### EXTRACTED INFORMATION
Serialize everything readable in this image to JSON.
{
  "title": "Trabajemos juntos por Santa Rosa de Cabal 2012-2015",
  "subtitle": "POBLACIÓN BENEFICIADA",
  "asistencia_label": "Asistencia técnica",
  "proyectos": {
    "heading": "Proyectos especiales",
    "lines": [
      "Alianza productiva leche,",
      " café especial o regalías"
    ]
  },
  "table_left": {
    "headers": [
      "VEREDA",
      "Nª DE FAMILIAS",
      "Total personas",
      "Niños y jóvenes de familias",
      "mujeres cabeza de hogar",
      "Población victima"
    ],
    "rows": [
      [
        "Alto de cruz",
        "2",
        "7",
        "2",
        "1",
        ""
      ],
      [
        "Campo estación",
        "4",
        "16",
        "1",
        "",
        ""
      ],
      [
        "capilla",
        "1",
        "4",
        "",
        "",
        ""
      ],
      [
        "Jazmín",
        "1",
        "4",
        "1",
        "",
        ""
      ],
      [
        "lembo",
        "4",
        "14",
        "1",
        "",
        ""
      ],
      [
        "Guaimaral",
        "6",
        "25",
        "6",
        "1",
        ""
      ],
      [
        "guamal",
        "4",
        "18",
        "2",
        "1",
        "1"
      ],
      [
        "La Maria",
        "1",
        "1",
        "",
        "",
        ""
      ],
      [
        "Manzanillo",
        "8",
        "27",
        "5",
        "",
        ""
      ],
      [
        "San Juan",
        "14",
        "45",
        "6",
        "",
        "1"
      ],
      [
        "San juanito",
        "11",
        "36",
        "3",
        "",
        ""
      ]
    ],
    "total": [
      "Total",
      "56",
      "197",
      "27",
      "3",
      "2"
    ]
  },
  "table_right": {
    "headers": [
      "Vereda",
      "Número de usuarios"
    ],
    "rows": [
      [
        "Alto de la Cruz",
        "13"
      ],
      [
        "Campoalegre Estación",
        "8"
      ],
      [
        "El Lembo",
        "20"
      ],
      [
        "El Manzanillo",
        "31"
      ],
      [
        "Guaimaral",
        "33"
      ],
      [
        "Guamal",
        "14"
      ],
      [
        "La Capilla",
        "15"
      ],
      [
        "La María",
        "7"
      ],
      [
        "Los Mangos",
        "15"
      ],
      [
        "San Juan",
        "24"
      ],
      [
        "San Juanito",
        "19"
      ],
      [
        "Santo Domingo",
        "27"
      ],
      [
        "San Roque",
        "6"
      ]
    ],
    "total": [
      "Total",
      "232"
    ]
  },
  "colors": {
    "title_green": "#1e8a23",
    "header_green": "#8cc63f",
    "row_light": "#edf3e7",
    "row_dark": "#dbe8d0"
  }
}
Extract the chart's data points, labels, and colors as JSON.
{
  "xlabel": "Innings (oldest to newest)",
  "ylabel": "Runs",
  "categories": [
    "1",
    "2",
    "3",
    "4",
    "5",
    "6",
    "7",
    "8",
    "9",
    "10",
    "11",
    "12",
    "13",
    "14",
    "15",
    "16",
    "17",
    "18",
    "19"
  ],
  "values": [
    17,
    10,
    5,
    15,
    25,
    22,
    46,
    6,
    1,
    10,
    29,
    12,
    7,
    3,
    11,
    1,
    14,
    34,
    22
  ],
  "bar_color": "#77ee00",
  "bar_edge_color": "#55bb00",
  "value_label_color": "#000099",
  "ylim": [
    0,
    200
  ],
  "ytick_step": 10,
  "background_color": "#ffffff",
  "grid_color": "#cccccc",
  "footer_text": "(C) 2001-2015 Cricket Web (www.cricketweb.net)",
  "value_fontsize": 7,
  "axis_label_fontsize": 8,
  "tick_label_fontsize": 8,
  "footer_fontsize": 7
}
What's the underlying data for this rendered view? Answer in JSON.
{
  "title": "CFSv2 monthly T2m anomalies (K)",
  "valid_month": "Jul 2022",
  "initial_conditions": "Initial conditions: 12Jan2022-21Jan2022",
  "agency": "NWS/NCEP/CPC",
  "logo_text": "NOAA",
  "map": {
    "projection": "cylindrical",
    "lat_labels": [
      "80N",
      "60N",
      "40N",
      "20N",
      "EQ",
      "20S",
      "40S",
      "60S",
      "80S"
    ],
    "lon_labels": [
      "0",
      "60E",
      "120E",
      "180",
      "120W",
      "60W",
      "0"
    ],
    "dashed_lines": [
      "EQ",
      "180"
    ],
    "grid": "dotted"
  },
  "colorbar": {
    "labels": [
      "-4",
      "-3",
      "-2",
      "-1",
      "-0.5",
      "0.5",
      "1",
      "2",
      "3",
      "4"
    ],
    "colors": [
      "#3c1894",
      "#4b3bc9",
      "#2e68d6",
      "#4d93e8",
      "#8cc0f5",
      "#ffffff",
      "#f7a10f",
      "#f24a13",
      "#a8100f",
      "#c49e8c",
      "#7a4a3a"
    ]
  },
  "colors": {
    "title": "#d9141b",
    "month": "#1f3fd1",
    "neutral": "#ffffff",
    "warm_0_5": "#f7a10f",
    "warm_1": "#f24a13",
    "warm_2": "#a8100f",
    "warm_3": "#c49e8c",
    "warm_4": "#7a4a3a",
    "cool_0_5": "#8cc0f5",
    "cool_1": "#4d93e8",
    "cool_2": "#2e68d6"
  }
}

### INSTRUCTIONS TO FOLLOW
Extract each entry in full and write it down exactly.

### COMPLETE ANSWER
Serialize everything readable in this image to JSON.
{
  "title": "Trabajemos juntos por Santa Rosa de Cabal 2012-2015",
  "subtitle": "POBLACIÓN BENEFICIADA",
  "asistencia_label": "Asistencia técnica",
  "proyectos": {
    "heading": "Proyectos especiales",
    "lines": [
      "Alianza productiva leche,",
      " café especial o regalías"
    ]
  },
  "table_left": {
    "headers": [
      "VEREDA",
      "Nª DE FAMILIAS",
      "Total personas",
      "Niños y jóvenes de familias",
      "mujeres cabeza de hogar",
      "Población victima"
    ],
    "rows": [
      [
        "Alto de cruz",
        "2",
        "7",
        "2",
        "1",
        ""
      ],
      [
        "Campo estación",
        "4",
        "16",
        "1",
        "",
        ""
      ],
      [
        "capilla",
        "1",
        "4",
        "",
        "",
        ""
      ],
      [
        "Jazmín",
        "1",
        "4",
        "1",
        "",
        ""
      ],
      [
        "lembo",
        "4",
        "14",
        "1",
        "",
        ""
      ],
      [
        "Guaimaral",
        "6",
        "25",
        "6",
        "1",
        ""
      ],
      [
        "guamal",
        "4",
        "18",
        "2",
        "1",
        "1"
      ],
      [
        "La Maria",
        "1",
        "1",
        "",
        "",
        ""
      ],
      [
        "Manzanillo",
        "8",
        "27",
        "5",
        "",
        ""
      ],
      [
        "San Juan",
        "14",
        "45",
        "6",
        "",
        "1"
      ],
      [
        "San juanito",
        "11",
        "36",
        "3",
        "",
        ""
      ]
    ],
    "total": [
      "Total",
      "56",
      "197",
      "27",
      "3",
      "2"
    ]
  },
  "table_right": {
    "headers": [
      "Vereda",
      "Número de usuarios"
    ],
    "rows": [
      [
        "Alto de la Cruz",
        "13"
      ],
      [
        "Campoalegre Estación",
        "8"
      ],
      [
        "El Lembo",
        "20"
      ],
      [
        "El Manzanillo",
        "31"
      ],
      [
        "Guaimaral",
        "33"
      ],
      [
        "Guamal",
        "14"
      ],
      [
        "La Capilla",
        "15"
      ],
      [
        "La María",
        "7"
      ],
      [
        "Los Mangos",
        "15"
      ],
      [
        "San Juan",
        "24"
      ],
      [
        "San Juanito",
        "19"
      ],
      [
        "Santo Domingo",
        "27"
      ],
      [
        "San Roque",
        "6"
      ]
    ],
    "total": [
      "Total",
      "232"
    ]
  },
  "colors": {
    "title_green": "#1e8a23",
    "header_green": "#8cc63f",
    "row_light": "#edf3e7",
    "row_dark": "#dbe8d0"
  }
}
Extract the chart's data points, labels, and colors as JSON.
{
  "xlabel": "Innings (oldest to newest)",
  "ylabel": "Runs",
  "categories": [
    "1",
    "2",
    "3",
    "4",
    "5",
    "6",
    "7",
    "8",
    "9",
    "10",
    "11",
    "12",
    "13",
    "14",
    "15",
    "16",
    "17",
    "18",
    "19"
  ],
  "values": [
    17,
    10,
    5,
    15,
    25,
    22,
    46,
    6,
    1,
    10,
    29,
    12,
    7,
    3,
    11,
    1,
    14,
    34,
    22
  ],
  "bar_color": "#77ee00",
  "bar_edge_color": "#55bb00",
  "value_label_color": "#000099",
  "ylim": [
    0,
    200
  ],
  "ytick_step": 10,
  "background_color": "#ffffff",
  "grid_color": "#cccccc",
  "footer_text": "(C) 2001-2015 Cricket Web (www.cricketweb.net)",
  "value_fontsize": 7,
  "axis_label_fontsize": 8,
  "tick_label_fontsize": 8,
  "footer_fontsize": 7
}
What's the underlying data for this rendered view? Answer in JSON.
{
  "title": "CFSv2 monthly T2m anomalies (K)",
  "valid_month": "Jul 2022",
  "initial_conditions": "Initial conditions: 12Jan2022-21Jan2022",
  "agency": "NWS/NCEP/CPC",
  "logo_text": "NOAA",
  "map": {
    "projection": "cylindrical",
    "lat_labels": [
      "80N",
      "60N",
      "40N",
      "20N",
      "EQ",
      "20S",
      "40S",
      "60S",
      "80S"
    ],
    "lon_labels": [
      "0",
      "60E",
      "120E",
      "180",
      "120W",
      "60W",
      "0"
    ],
    "dashed_lines": [
      "EQ",
      "180"
    ],
    "grid": "dotted"
  },
  "colorbar": {
    "labels": [
      "-4",
      "-3",
      "-2",
      "-1",
      "-0.5",
      "0.5",
      "1",
      "2",
      "3",
      "4"
    ],
    "colors": [
      "#3c1894",
      "#4b3bc9",
      "#2e68d6",
      "#4d93e8",
      "#8cc0f5",
      "#ffffff",
      "#f7a10f",
      "#f24a13",
      "#a8100f",
      "#c49e8c",
      "#7a4a3a"
    ]
  },
  "colors": {
    "title": "#d9141b",
    "month": "#1f3fd1",
    "neutral": "#ffffff",
    "warm_0_5": "#f7a10f",
    "warm_1": "#f24a13",
    "warm_2": "#a8100f",
    "warm_3": "#c49e8c",
    "warm_4": "#7a4a3a",
    "cool_0_5": "#8cc0f5",
    "cool_1": "#4d93e8",
    "cool_2": "#2e68d6"
  }
}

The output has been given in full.